**WRITTEN TASK:**
Copy every line of the listing that holds the string "Calling".

Begin

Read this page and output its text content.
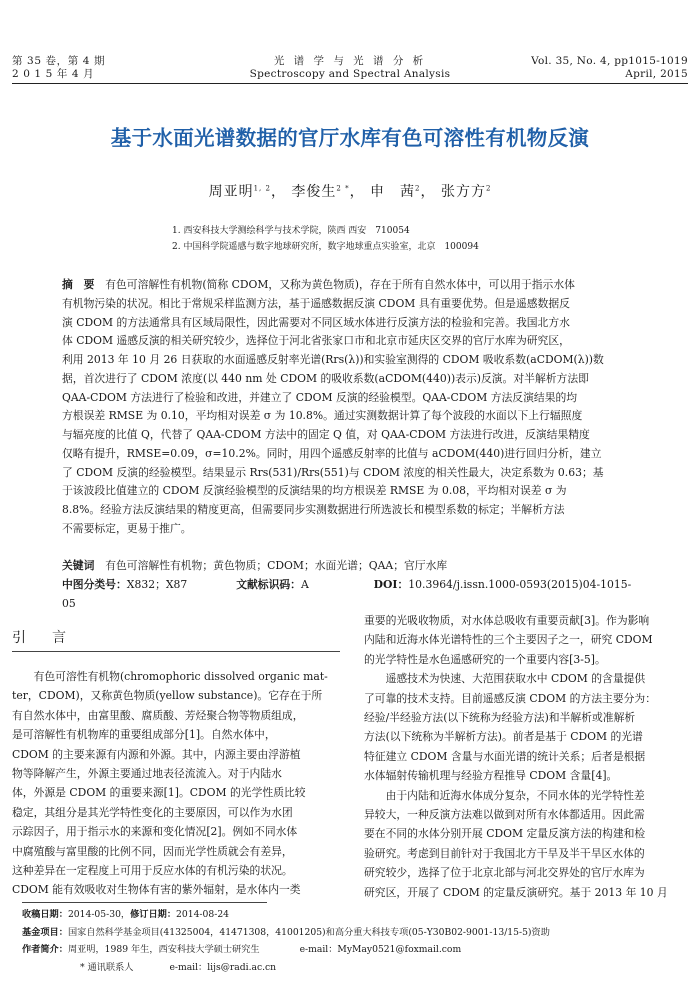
第 35 卷，第 4 期
2 0 1 5 年 4 月
光 谱 学 与 光 谱 分 析
Spectroscopy and Spectral Analysis
Vol. 35, No. 4, pp1015-1019
April, 2015
基于水面光谱数据的官厅水库有色可溶性有机物反演
周亚明$^{1, 2}$， 李俊生$^{2 *}$， 申　茜$^2$， 张方方$^2$
1. 西安科技大学测绘科学与技术学院，陕西 西安　710054
2. 中国科学院遥感与数字地球研究所，数字地球重点实验室，北京　100094
摘　要　 有色可溶解性有机物(简称 CDOM，又称为黄色物质)，存在于所有自然水体中，可以用于指示水体
有机物污染的状况。相比于常规采样监测方法，基于遥感数据反演 CDOM 具有重要优势。但是遥感数据反
演 CDOM 的方法通常具有区域局限性，因此需要对不同区域水体进行反演方法的检验和完善。我国北方水
体 CDOM 遥感反演的相关研究较少，选择位于河北省张家口市和北京市延庆区交界的官厅水库为研究区，
利用 2013 年 10 月 26 日获取的水面遥感反射率光谱(Rrs(λ))和实验室测得的 CDOM 吸收系数(aCDOM(λ))数
据，首次进行了 CDOM 浓度(以 440 nm 处 CDOM 的吸收系数(aCDOM(440))表示)反演。对半解析方法即
QAA-CDOM 方法进行了检验和改进，并建立了 CDOM 反演的经验模型。QAA-CDOM 方法反演结果的均
方根误差 RMSE 为 0.10，平均相对误差 σ 为 10.8%。通过实测数据计算了每个波段的水面以下上行辐照度
与辐亮度的比值 Q，代替了 QAA-CDOM 方法中的固定 Q 值，对 QAA-CDOM 方法进行改进，反演结果精度
仅略有提升，RMSE=0.09，σ=10.2%。同时，用四个遥感反射率的比值与 aCDOM(440)进行回归分析，建立
了 CDOM 反演的经验模型。结果显示 Rrs(531)/Rrs(551)与 CDOM 浓度的相关性最大，决定系数为 0.63；基
于该波段比值建立的 CDOM 反演经验模型的反演结果的均方根误差 RMSE 为 0.08，平均相对误差 σ 为
8.8%。经验方法反演结果的精度更高，但需要同步实测数据进行所选波长和模型系数的标定；半解析方法
不需要标定，更易于推广。
关键词　 有色可溶解性有机物；黄色物质；CDOM；水面光谱；QAA；官厅水库
中图分类号：X832；X87	文献标识码：A	DOI：10.3964/j.issn.1000-0593(2015)04-1015-05
引　言
有色可溶性有机物(chromophoric dissolved organic mat-
ter，CDOM)，又称黄色物质(yellow substance)。它存在于所
有自然水体中，由富里酸、腐质酸、芳烃聚合物等物质组成，
是可溶解性有机物库的重要组成部分[1]。自然水体中，
CDOM 的主要来源有内源和外源。其中，内源主要由浮游植
物等降解产生，外源主要通过地表径流流入。对于内陆水
体，外源是 CDOM 的重要来源[1]。CDOM 的光学性质比较
稳定，其组分是其光学特性变化的主要原因，可以作为水团
示踪因子，用于指示水的来源和变化情况[2]。例如不同水体
中腐殖酸与富里酸的比例不同，因而光学性质就会有差异，
这种差异在一定程度上可用于反应水体的有机污染的状况。
CDOM 能有效吸收对生物体有害的紫外辐射，是水体内一类
重要的光吸收物质，对水体总吸收有重要贡献[3]。作为影响
内陆和近海水体光谱特性的三个主要因子之一，研究 CDOM
的光学特性是水色遥感研究的一个重要内容[3-5]。
遥感技术为快速、大范围获取水中 CDOM 的含量提供
了可靠的技术支持。目前遥感反演 CDOM 的方法主要分为：
经验/半经验方法(以下统称为经验方法)和半解析或准解析
方法(以下统称为半解析方法)。前者是基于 CDOM 的光谱
特征建立 CDOM 含量与水面光谱的统计关系；后者是根据
水体辐射传输机理与经验方程推导 CDOM 含量[4]。
由于内陆和近海水体成分复杂，不同水体的光学特性差
异较大，一种反演方法难以做到对所有水体都适用。因此需
要在不同的水体分别开展 CDOM 定量反演方法的构建和检
验研究。考虑到目前针对于我国北方干旱及半干旱区水体的
研究较少，选择了位于北京北部与河北交界处的官厅水库为
研究区，开展了 CDOM 的定量反演研究。基于 2013 年 10 月
收稿日期：2014-05-30，修订日期：2014-08-24
基金项目：国家自然科学基金项目(41325004，41471308，41001205)和高分重大科技专项(05-Y30B02-9001-13/15-5)资助
作者简介：周亚明，1989 年生，西安科技大学硕士研究生	e-mail：MyMay0521@foxmail.com
* 通讯联系人	e-mail：lijs@radi.ac.cn
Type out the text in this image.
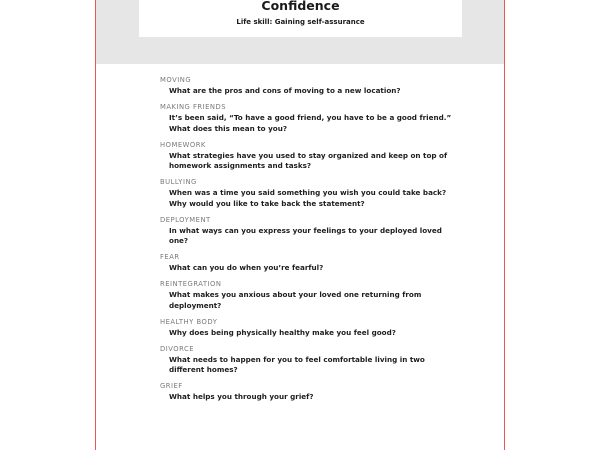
Confidence

Life skill: Gaining self-assurance

MOVING

What are the pros and cons of moving to a new location?

MAKING FRIENDS

It’s been said, “To have a good friend, you have to be a good friend.” What does this mean to you?

HOMEWORK

What strategies have you used to stay organized and keep on top of homework assignments and tasks?

BULLYING

When was a time you said something you wish you could take back? Why would you like to take back the statement?

DEPLOYMENT

In what ways can you express your feelings to your deployed loved one?

FEAR

What can you do when you’re fearful?

REINTEGRATION

What makes you anxious about your loved one returning from deployment?

HEALTHY BODY

Why does being physically healthy make you feel good?

DIVORCE

What needs to happen for you to feel comfortable living in two different homes?

GRIEF

What helps you through your grief?
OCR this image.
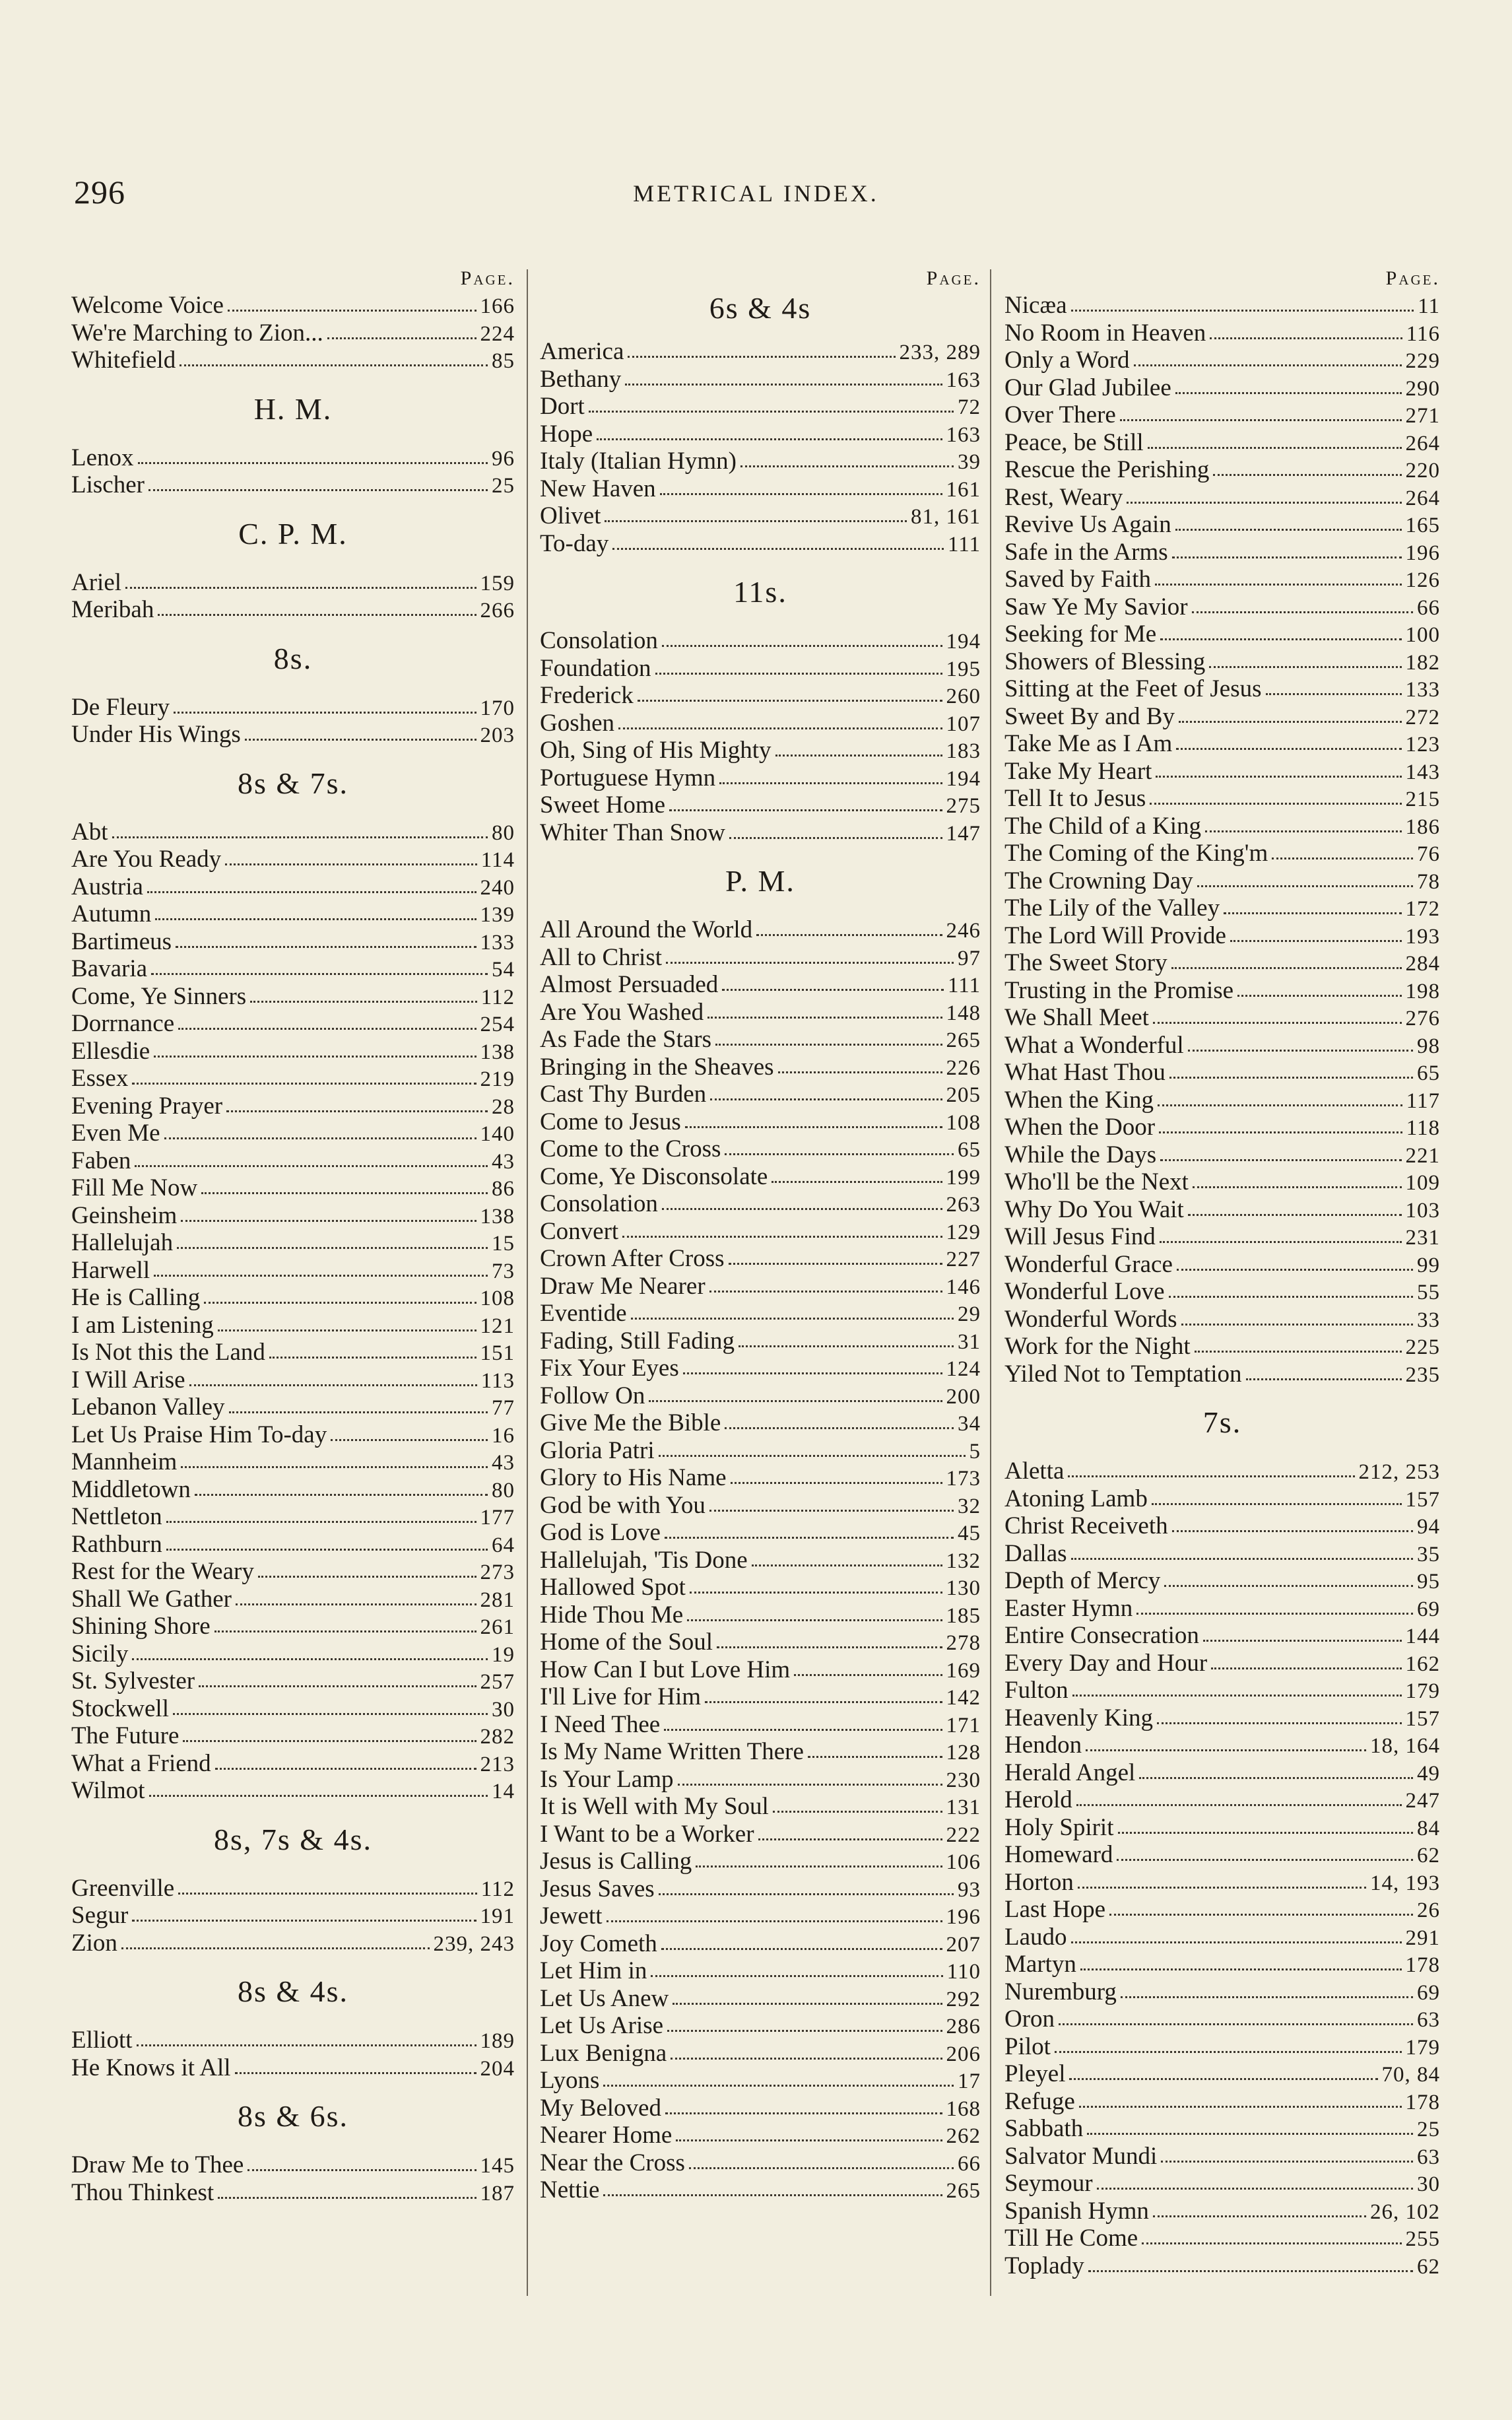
296	METRICAL INDEX.
Page.
Welcome Voice	166
We're Marching to Zion...	224
Whitefield	85
H. M.
Lenox	96
Lischer	25
C. P. M.
Ariel	159
Meribah	266
8s.
De Fleury	170
Under His Wings	203
8s & 7s.
Abt	80
Are You Ready	114
Austria	240
Autumn	139
Bartimeus	133
Bavaria	54
Come, Ye Sinners	112
Dorrnance	254
Ellesdie	138
Essex	219
Evening Prayer	28
Even Me	140
Faben	43
Fill Me Now	86
Geinsheim	138
Hallelujah	15
Harwell	73
He is Calling	108
I am Listening	121
Is Not this the Land	151
I Will Arise	113
Lebanon Valley	77
Let Us Praise Him To-day	16
Mannheim	43
Middletown	80
Nettleton	177
Rathburn	64
Rest for the Weary	273
Shall We Gather	281
Shining Shore	261
Sicily	19
St. Sylvester	257
Stockwell	30
The Future	282
What a Friend	213
Wilmot	14
8s, 7s & 4s.
Greenville	112
Segur	191
Zion	239, 243
8s & 4s.
Elliott	189
He Knows it All	204
8s & 6s.
Draw Me to Thee	145
Thou Thinkest	187
Page.
6s & 4s
America	233, 289
Bethany	163
Dort	72
Hope	163
Italy (Italian Hymn)	39
New Haven	161
Olivet	81, 161
To-day	111
11s.
Consolation	194
Foundation	195
Frederick	260
Goshen	107
Oh, Sing of His Mighty	183
Portuguese Hymn	194
Sweet Home	275
Whiter Than Snow	147
P. M.
All Around the World	246
All to Christ	97
Almost Persuaded	111
Are You Washed	148
As Fade the Stars	265
Bringing in the Sheaves	226
Cast Thy Burden	205
Come to Jesus	108
Come to the Cross	65
Come, Ye Disconsolate	199
Consolation	263
Convert	129
Crown After Cross	227
Draw Me Nearer	146
Eventide	29
Fading, Still Fading	31
Fix Your Eyes	124
Follow On	200
Give Me the Bible	34
Gloria Patri	5
Glory to His Name	173
God be with You	32
God is Love	45
Hallelujah, 'Tis Done	132
Hallowed Spot	130
Hide Thou Me	185
Home of the Soul	278
How Can I but Love Him	169
I'll Live for Him	142
I Need Thee	171
Is My Name Written There	128
Is Your Lamp	230
It is Well with My Soul	131
I Want to be a Worker	222
Jesus is Calling	106
Jesus Saves	93
Jewett	196
Joy Cometh	207
Let Him in	110
Let Us Anew	292
Let Us Arise	286
Lux Benigna	206
Lyons	17
My Beloved	168
Nearer Home	262
Near the Cross	66
Nettie	265
Page.
Nicæa	11
No Room in Heaven	116
Only a Word	229
Our Glad Jubilee	290
Over There	271
Peace, be Still	264
Rescue the Perishing	220
Rest, Weary	264
Revive Us Again	165
Safe in the Arms	196
Saved by Faith	126
Saw Ye My Savior	66
Seeking for Me	100
Showers of Blessing	182
Sitting at the Feet of Jesus	133
Sweet By and By	272
Take Me as I Am	123
Take My Heart	143
Tell It to Jesus	215
The Child of a King	186
The Coming of the King'm	76
The Crowning Day	78
The Lily of the Valley	172
The Lord Will Provide	193
The Sweet Story	284
Trusting in the Promise	198
We Shall Meet	276
What a Wonderful	98
What Hast Thou	65
When the King	117
When the Door	118
While the Days	221
Who'll be the Next	109
Why Do You Wait	103
Will Jesus Find	231
Wonderful Grace	99
Wonderful Love	55
Wonderful Words	33
Work for the Night	225
Yiled Not to Temptation	235
7s.
Aletta	212, 253
Atoning Lamb	157
Christ Receiveth	94
Dallas	35
Depth of Mercy	95
Easter Hymn	69
Entire Consecration	144
Every Day and Hour	162
Fulton	179
Heavenly King	157
Hendon	18, 164
Herald Angel	49
Herold	247
Holy Spirit	84
Homeward	62
Horton	14, 193
Last Hope	26
Laudo	291
Martyn	178
Nuremburg	69
Oron	63
Pilot	179
Pleyel	70, 84
Refuge	178
Sabbath	25
Salvator Mundi	63
Seymour	30
Spanish Hymn	26, 102
Till He Come	255
Toplady	62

End

**ANSWER IN FULL:**
He is Calling	108
Jesus is Calling	106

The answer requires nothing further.